* [EXTRACTED MATERIAL]:
━━━━

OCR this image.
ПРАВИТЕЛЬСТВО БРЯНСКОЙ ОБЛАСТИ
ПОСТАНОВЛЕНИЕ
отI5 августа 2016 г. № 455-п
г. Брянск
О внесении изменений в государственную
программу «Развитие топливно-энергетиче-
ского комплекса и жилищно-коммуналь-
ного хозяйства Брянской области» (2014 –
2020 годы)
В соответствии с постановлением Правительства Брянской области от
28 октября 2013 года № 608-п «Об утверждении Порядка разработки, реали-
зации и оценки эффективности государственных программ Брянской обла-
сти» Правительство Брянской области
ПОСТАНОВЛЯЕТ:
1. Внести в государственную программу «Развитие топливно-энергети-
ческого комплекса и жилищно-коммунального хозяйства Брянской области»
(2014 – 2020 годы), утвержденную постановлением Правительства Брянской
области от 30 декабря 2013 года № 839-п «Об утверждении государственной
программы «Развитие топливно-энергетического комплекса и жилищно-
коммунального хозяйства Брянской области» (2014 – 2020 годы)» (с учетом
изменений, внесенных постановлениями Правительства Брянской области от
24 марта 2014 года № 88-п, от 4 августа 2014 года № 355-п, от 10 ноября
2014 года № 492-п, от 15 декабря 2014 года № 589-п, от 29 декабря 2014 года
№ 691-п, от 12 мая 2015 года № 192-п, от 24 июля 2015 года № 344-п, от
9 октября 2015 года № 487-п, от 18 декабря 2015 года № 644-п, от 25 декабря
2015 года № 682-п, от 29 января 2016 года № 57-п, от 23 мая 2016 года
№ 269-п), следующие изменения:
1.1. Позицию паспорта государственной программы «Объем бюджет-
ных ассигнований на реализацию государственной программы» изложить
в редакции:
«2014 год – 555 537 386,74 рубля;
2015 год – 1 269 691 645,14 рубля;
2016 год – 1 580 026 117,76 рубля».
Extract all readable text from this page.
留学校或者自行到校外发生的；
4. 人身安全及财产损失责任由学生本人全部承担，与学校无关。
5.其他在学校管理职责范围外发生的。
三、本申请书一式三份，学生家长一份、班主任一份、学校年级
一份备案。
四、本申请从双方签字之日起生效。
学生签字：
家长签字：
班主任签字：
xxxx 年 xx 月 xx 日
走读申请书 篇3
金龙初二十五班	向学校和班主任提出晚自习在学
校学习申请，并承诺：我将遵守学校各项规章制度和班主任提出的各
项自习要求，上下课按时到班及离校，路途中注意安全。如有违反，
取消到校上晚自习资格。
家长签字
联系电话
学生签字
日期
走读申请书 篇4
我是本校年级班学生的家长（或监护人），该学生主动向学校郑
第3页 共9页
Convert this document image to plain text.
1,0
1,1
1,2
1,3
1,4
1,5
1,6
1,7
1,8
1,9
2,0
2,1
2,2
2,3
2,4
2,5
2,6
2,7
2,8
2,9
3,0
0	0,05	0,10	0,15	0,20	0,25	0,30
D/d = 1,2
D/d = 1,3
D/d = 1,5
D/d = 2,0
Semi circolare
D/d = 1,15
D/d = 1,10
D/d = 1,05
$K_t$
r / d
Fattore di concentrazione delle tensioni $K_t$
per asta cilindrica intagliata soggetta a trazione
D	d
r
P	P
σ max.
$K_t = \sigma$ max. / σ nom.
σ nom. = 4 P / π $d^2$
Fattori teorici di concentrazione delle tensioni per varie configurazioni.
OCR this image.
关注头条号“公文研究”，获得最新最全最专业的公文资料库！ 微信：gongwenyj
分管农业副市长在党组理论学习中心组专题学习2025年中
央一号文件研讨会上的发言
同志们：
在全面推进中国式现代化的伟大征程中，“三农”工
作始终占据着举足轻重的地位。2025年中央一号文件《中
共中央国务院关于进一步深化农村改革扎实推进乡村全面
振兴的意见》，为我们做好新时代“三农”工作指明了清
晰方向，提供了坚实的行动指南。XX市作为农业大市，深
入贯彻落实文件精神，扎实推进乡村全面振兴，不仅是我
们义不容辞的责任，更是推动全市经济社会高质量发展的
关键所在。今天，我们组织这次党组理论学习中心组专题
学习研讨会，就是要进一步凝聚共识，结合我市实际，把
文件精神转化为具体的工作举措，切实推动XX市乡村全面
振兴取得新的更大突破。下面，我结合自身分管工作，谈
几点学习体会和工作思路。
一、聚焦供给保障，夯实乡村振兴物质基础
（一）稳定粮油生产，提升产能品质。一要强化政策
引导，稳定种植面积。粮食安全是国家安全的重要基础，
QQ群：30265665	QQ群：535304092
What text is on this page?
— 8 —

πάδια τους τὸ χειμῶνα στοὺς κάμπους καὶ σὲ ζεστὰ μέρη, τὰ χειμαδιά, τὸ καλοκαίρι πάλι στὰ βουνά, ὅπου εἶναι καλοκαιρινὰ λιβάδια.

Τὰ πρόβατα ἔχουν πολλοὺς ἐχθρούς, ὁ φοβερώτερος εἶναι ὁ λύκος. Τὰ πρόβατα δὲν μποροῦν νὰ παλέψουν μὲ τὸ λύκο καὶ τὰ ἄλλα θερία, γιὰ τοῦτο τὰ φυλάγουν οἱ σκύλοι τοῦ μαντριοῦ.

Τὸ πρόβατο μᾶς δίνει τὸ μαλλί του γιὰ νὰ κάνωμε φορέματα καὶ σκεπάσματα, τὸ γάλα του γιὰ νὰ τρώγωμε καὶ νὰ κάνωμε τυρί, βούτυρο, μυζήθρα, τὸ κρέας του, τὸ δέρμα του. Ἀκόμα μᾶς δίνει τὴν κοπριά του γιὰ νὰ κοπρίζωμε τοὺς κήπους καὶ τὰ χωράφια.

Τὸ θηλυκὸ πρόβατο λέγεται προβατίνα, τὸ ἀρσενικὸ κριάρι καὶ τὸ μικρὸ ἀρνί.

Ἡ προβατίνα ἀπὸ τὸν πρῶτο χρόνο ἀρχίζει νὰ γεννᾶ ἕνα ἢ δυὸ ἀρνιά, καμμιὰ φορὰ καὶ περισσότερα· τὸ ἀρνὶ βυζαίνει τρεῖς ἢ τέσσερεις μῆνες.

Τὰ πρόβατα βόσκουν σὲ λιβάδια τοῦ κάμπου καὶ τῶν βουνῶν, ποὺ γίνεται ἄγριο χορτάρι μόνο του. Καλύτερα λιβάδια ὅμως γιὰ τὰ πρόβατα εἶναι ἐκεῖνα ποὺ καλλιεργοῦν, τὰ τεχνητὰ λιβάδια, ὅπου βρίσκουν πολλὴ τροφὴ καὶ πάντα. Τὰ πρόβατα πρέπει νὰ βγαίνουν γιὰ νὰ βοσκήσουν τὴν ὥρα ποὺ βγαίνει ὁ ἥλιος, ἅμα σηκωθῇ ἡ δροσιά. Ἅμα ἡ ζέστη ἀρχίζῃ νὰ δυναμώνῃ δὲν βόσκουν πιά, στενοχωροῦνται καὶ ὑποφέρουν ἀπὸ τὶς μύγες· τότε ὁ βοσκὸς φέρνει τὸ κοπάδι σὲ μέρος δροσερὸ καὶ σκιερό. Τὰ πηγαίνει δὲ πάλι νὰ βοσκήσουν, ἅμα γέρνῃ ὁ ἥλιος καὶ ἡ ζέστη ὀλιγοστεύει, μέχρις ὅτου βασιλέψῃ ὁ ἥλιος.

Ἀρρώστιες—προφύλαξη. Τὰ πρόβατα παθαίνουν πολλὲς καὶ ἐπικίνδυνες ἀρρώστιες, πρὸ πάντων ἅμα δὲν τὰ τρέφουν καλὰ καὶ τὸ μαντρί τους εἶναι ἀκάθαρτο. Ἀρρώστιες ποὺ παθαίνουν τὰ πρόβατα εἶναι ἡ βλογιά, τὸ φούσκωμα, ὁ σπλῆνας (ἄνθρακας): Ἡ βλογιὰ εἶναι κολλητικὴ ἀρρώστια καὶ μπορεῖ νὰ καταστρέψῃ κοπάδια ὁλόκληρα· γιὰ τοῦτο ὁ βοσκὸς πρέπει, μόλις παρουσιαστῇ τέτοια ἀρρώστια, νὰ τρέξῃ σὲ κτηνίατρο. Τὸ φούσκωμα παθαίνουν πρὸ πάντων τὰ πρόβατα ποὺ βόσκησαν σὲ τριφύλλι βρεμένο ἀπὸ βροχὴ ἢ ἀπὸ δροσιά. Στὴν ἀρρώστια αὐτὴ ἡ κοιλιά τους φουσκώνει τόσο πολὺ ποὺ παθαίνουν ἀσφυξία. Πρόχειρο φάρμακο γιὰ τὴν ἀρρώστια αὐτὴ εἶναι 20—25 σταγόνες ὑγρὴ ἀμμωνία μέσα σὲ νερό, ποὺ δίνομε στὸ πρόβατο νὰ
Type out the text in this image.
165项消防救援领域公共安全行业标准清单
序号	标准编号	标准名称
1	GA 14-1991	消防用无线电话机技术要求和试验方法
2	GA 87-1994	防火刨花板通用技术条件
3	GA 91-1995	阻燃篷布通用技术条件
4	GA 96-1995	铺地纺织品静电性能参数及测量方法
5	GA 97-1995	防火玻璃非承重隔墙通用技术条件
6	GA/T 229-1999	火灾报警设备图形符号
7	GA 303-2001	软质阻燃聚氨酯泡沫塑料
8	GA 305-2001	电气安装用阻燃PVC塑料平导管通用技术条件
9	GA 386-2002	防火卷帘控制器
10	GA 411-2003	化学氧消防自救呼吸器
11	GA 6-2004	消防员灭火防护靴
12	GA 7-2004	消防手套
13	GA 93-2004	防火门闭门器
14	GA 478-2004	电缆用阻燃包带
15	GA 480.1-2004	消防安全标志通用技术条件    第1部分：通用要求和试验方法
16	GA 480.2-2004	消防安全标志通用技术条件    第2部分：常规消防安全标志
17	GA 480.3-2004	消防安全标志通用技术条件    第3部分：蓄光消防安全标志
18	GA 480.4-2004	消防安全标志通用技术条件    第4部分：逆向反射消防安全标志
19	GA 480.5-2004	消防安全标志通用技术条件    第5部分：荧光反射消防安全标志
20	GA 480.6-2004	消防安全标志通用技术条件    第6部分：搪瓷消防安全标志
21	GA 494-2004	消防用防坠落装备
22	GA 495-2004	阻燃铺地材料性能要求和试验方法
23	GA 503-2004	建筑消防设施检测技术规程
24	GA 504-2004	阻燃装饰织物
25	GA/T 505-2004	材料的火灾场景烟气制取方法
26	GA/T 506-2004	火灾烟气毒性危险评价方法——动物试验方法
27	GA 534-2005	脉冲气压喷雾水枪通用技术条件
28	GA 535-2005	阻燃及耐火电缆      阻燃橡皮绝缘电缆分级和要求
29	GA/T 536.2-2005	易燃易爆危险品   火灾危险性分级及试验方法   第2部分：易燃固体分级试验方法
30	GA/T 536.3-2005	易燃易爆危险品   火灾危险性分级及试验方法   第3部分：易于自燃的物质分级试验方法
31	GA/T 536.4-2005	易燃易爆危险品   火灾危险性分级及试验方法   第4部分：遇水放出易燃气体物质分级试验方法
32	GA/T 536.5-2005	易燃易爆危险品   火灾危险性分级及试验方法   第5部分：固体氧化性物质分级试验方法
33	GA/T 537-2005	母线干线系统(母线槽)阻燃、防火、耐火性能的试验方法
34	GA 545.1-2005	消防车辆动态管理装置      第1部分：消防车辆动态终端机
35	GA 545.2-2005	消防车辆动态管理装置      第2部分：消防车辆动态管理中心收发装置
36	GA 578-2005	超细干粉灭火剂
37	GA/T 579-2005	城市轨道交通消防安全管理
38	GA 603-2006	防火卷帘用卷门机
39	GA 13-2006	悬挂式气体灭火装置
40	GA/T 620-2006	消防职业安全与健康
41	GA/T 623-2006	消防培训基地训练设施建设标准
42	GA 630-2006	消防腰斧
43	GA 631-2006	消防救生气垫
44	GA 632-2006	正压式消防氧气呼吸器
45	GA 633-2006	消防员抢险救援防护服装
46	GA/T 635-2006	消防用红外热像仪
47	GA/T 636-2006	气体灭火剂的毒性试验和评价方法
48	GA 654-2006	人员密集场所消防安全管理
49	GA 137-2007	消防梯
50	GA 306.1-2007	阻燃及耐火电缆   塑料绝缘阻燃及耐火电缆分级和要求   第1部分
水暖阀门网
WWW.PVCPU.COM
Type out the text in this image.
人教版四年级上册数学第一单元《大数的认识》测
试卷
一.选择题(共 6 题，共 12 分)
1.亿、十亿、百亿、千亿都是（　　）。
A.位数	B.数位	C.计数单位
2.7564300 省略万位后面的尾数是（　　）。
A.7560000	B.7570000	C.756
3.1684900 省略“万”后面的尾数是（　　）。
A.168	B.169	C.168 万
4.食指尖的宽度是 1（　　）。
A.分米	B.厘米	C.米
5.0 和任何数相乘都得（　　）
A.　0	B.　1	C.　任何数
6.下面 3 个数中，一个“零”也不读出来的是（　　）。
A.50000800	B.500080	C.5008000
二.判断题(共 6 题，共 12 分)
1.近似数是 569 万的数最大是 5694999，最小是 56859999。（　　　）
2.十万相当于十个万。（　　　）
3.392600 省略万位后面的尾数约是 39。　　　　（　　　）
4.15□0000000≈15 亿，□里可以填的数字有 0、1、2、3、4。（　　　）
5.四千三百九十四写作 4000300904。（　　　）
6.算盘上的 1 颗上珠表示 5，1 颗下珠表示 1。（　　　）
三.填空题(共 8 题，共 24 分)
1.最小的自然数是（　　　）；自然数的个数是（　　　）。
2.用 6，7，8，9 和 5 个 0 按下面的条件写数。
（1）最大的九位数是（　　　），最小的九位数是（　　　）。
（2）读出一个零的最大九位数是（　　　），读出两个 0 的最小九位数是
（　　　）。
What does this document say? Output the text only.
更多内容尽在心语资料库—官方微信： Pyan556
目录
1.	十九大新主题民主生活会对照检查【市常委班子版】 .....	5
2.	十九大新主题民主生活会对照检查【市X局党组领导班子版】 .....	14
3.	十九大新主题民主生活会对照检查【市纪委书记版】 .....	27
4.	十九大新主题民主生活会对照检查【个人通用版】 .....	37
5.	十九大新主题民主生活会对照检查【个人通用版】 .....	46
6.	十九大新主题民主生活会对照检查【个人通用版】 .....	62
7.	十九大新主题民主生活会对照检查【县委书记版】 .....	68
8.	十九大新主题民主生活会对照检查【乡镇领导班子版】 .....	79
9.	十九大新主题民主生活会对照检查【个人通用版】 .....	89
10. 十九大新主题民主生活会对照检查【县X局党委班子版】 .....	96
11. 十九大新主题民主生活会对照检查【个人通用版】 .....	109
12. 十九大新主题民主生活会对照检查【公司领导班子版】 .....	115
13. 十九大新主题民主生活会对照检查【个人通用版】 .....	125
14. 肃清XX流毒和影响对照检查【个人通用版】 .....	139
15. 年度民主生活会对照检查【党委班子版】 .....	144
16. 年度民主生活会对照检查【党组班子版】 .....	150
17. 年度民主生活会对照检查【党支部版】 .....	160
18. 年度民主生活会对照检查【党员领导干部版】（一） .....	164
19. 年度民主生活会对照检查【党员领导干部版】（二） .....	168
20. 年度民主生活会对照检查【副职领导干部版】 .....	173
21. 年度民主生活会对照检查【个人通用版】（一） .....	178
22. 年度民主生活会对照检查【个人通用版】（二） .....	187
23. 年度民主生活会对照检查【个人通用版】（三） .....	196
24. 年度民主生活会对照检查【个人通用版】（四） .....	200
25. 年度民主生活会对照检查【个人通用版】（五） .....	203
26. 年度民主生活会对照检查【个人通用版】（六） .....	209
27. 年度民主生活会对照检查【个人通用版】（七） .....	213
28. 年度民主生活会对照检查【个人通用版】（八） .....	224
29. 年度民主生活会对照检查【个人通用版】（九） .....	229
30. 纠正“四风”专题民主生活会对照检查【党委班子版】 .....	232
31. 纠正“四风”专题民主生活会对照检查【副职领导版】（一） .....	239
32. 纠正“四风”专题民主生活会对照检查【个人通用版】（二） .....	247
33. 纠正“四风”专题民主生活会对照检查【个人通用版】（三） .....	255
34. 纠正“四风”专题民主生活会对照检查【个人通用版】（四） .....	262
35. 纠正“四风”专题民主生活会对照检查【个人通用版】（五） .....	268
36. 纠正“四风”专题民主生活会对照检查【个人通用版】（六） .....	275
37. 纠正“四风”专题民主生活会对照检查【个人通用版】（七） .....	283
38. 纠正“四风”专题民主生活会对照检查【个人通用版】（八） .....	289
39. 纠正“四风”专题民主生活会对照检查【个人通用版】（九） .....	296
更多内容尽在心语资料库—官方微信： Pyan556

━━━━

* [STATED EXERCISE]: Show all lines from the data above in which the word "государственную" appears.

* [SOLUTION FOR THIS TASK]:
О внесении изменений в государственную
1. Внести в государственную программу «Развитие топливно-энергети-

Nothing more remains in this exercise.